§ **Goal**
Leave out the pictures and copy every record exactly.

§ **Data provided**

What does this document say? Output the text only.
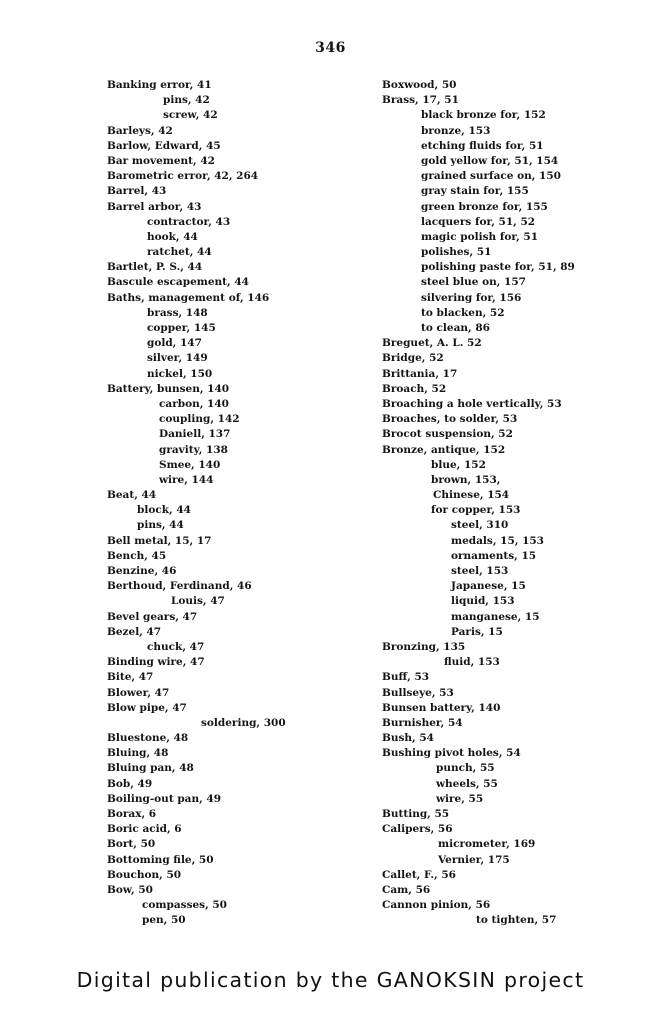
346
Banking error, 41
pins, 42
screw, 42
Barleys, 42
Barlow, Edward, 45
Bar movement, 42
Barometric error, 42, 264
Barrel, 43
Barrel arbor, 43
contractor, 43
hook, 44
ratchet, 44
Bartlet, P. S., 44
Bascule escapement, 44
Baths, management of, 146
brass, 148
copper, 145
gold, 147
silver, 149
nickel, 150
Battery, bunsen, 140
carbon, 140
coupling, 142
Daniell, 137
gravity, 138
Smee, 140
wire, 144
Beat, 44
block, 44
pins, 44
Bell metal, 15, 17
Bench, 45
Benzine, 46
Berthoud, Ferdinand, 46
Louis, 47
Bevel gears, 47
Bezel, 47
chuck, 47
Binding wire, 47
Bite, 47
Blower, 47
Blow pipe, 47
soldering, 300
Bluestone, 48
Bluing, 48
Bluing pan, 48
Bob, 49
Boiling-out pan, 49
Borax, 6
Boric acid, 6
Bort, 50
Bottoming file, 50
Bouchon, 50
Bow, 50
compasses, 50
pen, 50
Boxwood, 50
Brass, 17, 51
black bronze for, 152
bronze, 153
etching fluids for, 51
gold yellow for, 51, 154
grained surface on, 150
gray stain for, 155
green bronze for, 155
lacquers for, 51, 52
magic polish for, 51
polishes, 51
polishing paste for, 51, 89
steel blue on, 157
silvering for, 156
to blacken, 52
to clean, 86
Breguet, A. L. 52
Bridge, 52
Brittania, 17
Broach, 52
Broaching a hole vertically, 53
Broaches, to solder, 53
Brocot suspension, 52
Bronze, antique, 152
blue, 152
brown, 153,
Chinese, 154
for copper, 153
steel, 310
medals, 15, 153
ornaments, 15
steel, 153
Japanese, 15
liquid, 153
manganese, 15
Paris, 15
Bronzing, 135
fluid, 153
Buff, 53
Bullseye, 53
Bunsen battery, 140
Burnisher, 54
Bush, 54
Bushing pivot holes, 54
punch, 55
wheels, 55
wire, 55
Butting, 55
Calipers, 56
micrometer, 169
Vernier, 175
Callet, F., 56
Cam, 56
Cannon pinion, 56
to tighten, 57
Digital publication by the GANOKSIN project
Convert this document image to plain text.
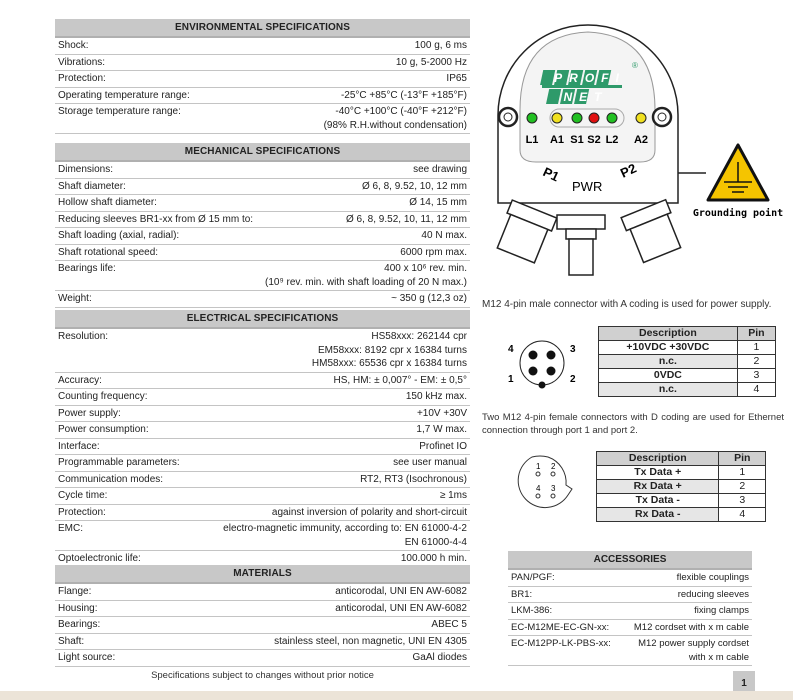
ENVIRONMENTAL SPECIFICATIONS
Shock:	100 g, 6 ms
Vibrations:	10 g, 5-2000 Hz
Protection:	IP65
Operating temperature range:	-25°C +85°C (-13°F +185°F)
Storage temperature range:	-40°C +100°C (-40°F +212°F)
(98% R.H.without condensation)
MECHANICAL SPECIFICATIONS
Dimensions:	see drawing
Shaft diameter:	Ø 6, 8, 9.52, 10, 12 mm
Hollow shaft diameter:	Ø 14, 15 mm
Reducing sleeves BR1-xx from Ø 15 mm to:	Ø 6, 8, 9.52, 10, 11, 12 mm
Shaft loading (axial, radial):	40 N max.
Shaft rotational speed:	6000 rpm max.
Bearings life:	400 x 10⁶ rev. min.
(10⁹ rev. min. with shaft loading of 20 N max.)
Weight:	~ 350 g (12,3 oz)
ELECTRICAL SPECIFICATIONS
Resolution:	HS58xxx: 262144 cpr
EM58xxx: 8192 cpr x 16384 turns
HM58xxx: 65536 cpr x 16384 turns
Accuracy:	HS, HM: ± 0,007° - EM: ± 0,5°
Counting frequency:	150 kHz max.
Power supply:	+10V +30V
Power consumption:	1,7 W max.
Interface:	Profinet IO
Programmable parameters:	see user manual
Communication modes:	RT2, RT3 (Isochronous)
Cycle time:	≥ 1ms
Protection:	against inversion of polarity and short-circuit
EMC:	electro-magnetic immunity, according to: EN 61000-4-2
EN 61000-4-4
Optoelectronic life:	100.000 h min.
MATERIALS
Flange:	anticorodal, UNI EN AW-6082
Housing:	anticorodal, UNI EN AW-6082
Bearings:	ABEC 5
Shaft:	stainless steel, non magnetic, UNI EN 4305
Light source:	GaAl diodes
Specifications subject to changes without prior notice
PROFI
NET
®
L1 A1 S1 S2 L2 A2
P1
PWR
P2
Grounding point
M12 4-pin male connector with A coding is used for power supply.
1	2
3
4
Description	Pin
+10VDC +30VDC	1
n.c.	2
0VDC	3
n.c.	4
Two M12 4-pin female connectors with D coding are used for Ethernet connection through port 1 and port 2.
1 2
3
4
Description	Pin
Tx Data +	1
Rx Data +	2
Tx Data -	3
Rx Data -	4
ACCESSORIES
PAN/PGF:	flexible couplings
BR1:	reducing sleeves
LKM-386:	fixing clamps
EC-M12ME-EC-GN-xx:	M12 cordset with x m cable
EC-M12PP-LK-PBS-xx:	M12 power supply cordset
with x m cable
1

§ **Answer to the task**
What does this document say? Output the text only.
346
Banking error, 41
pins, 42
screw, 42
Barleys, 42
Barlow, Edward, 45
Bar movement, 42
Barometric error, 42, 264
Barrel, 43
Barrel arbor, 43
contractor, 43
hook, 44
ratchet, 44
Bartlet, P. S., 44
Bascule escapement, 44
Baths, management of, 146
brass, 148
copper, 145
gold, 147
silver, 149
nickel, 150
Battery, bunsen, 140
carbon, 140
coupling, 142
Daniell, 137
gravity, 138
Smee, 140
wire, 144
Beat, 44
block, 44
pins, 44
Bell metal, 15, 17
Bench, 45
Benzine, 46
Berthoud, Ferdinand, 46
Louis, 47
Bevel gears, 47
Bezel, 47
chuck, 47
Binding wire, 47
Bite, 47
Blower, 47
Blow pipe, 47
soldering, 300
Bluestone, 48
Bluing, 48
Bluing pan, 48
Bob, 49
Boiling-out pan, 49
Borax, 6
Boric acid, 6
Bort, 50
Bottoming file, 50
Bouchon, 50
Bow, 50
compasses, 50
pen, 50
Boxwood, 50
Brass, 17, 51
black bronze for, 152
bronze, 153
etching fluids for, 51
gold yellow for, 51, 154
grained surface on, 150
gray stain for, 155
green bronze for, 155
lacquers for, 51, 52
magic polish for, 51
polishes, 51
polishing paste for, 51, 89
steel blue on, 157
silvering for, 156
to blacken, 52
to clean, 86
Breguet, A. L. 52
Bridge, 52
Brittania, 17
Broach, 52
Broaching a hole vertically, 53
Broaches, to solder, 53
Brocot suspension, 52
Bronze, antique, 152
blue, 152
brown, 153,
Chinese, 154
for copper, 153
steel, 310
medals, 15, 153
ornaments, 15
steel, 153
Japanese, 15
liquid, 153
manganese, 15
Paris, 15
Bronzing, 135
fluid, 153
Buff, 53
Bullseye, 53
Bunsen battery, 140
Burnisher, 54
Bush, 54
Bushing pivot holes, 54
punch, 55
wheels, 55
wire, 55
Butting, 55
Calipers, 56
micrometer, 169
Vernier, 175
Callet, F., 56
Cam, 56
Cannon pinion, 56
to tighten, 57
Digital publication by the GANOKSIN project
Convert this document image to plain text.
ENVIRONMENTAL SPECIFICATIONS
Shock:	100 g, 6 ms
Vibrations:	10 g, 5-2000 Hz
Protection:	IP65
Operating temperature range:	-25°C +85°C (-13°F +185°F)
Storage temperature range:	-40°C +100°C (-40°F +212°F)
(98% R.H.without condensation)
MECHANICAL SPECIFICATIONS
Dimensions:	see drawing
Shaft diameter:	Ø 6, 8, 9.52, 10, 12 mm
Hollow shaft diameter:	Ø 14, 15 mm
Reducing sleeves BR1-xx from Ø 15 mm to:	Ø 6, 8, 9.52, 10, 11, 12 mm
Shaft loading (axial, radial):	40 N max.
Shaft rotational speed:	6000 rpm max.
Bearings life:	400 x 10⁶ rev. min.
(10⁹ rev. min. with shaft loading of 20 N max.)
Weight:	~ 350 g (12,3 oz)
ELECTRICAL SPECIFICATIONS
Resolution:	HS58xxx: 262144 cpr
EM58xxx: 8192 cpr x 16384 turns
HM58xxx: 65536 cpr x 16384 turns
Accuracy:	HS, HM: ± 0,007° - EM: ± 0,5°
Counting frequency:	150 kHz max.
Power supply:	+10V +30V
Power consumption:	1,7 W max.
Interface:	Profinet IO
Programmable parameters:	see user manual
Communication modes:	RT2, RT3 (Isochronous)
Cycle time:	≥ 1ms
Protection:	against inversion of polarity and short-circuit
EMC:	electro-magnetic immunity, according to: EN 61000-4-2
EN 61000-4-4
Optoelectronic life:	100.000 h min.
MATERIALS
Flange:	anticorodal, UNI EN AW-6082
Housing:	anticorodal, UNI EN AW-6082
Bearings:	ABEC 5
Shaft:	stainless steel, non magnetic, UNI EN 4305
Light source:	GaAl diodes
Specifications subject to changes without prior notice
PROFI
NET
®
L1 A1 S1 S2 L2 A2
P1
PWR
P2
Grounding point
M12 4-pin male connector with A coding is used for power supply.
1	2
3
4
Description	Pin
+10VDC +30VDC	1
n.c.	2
0VDC	3
n.c.	4
Two M12 4-pin female connectors with D coding are used for Ethernet connection through port 1 and port 2.
1 2
3
4
Description	Pin
Tx Data +	1
Rx Data +	2
Tx Data -	3
Rx Data -	4
ACCESSORIES
PAN/PGF:	flexible couplings
BR1:	reducing sleeves
LKM-386:	fixing clamps
EC-M12ME-EC-GN-xx:	M12 cordset with x m cable
EC-M12PP-LK-PBS-xx:	M12 power supply cordset
with x m cable
1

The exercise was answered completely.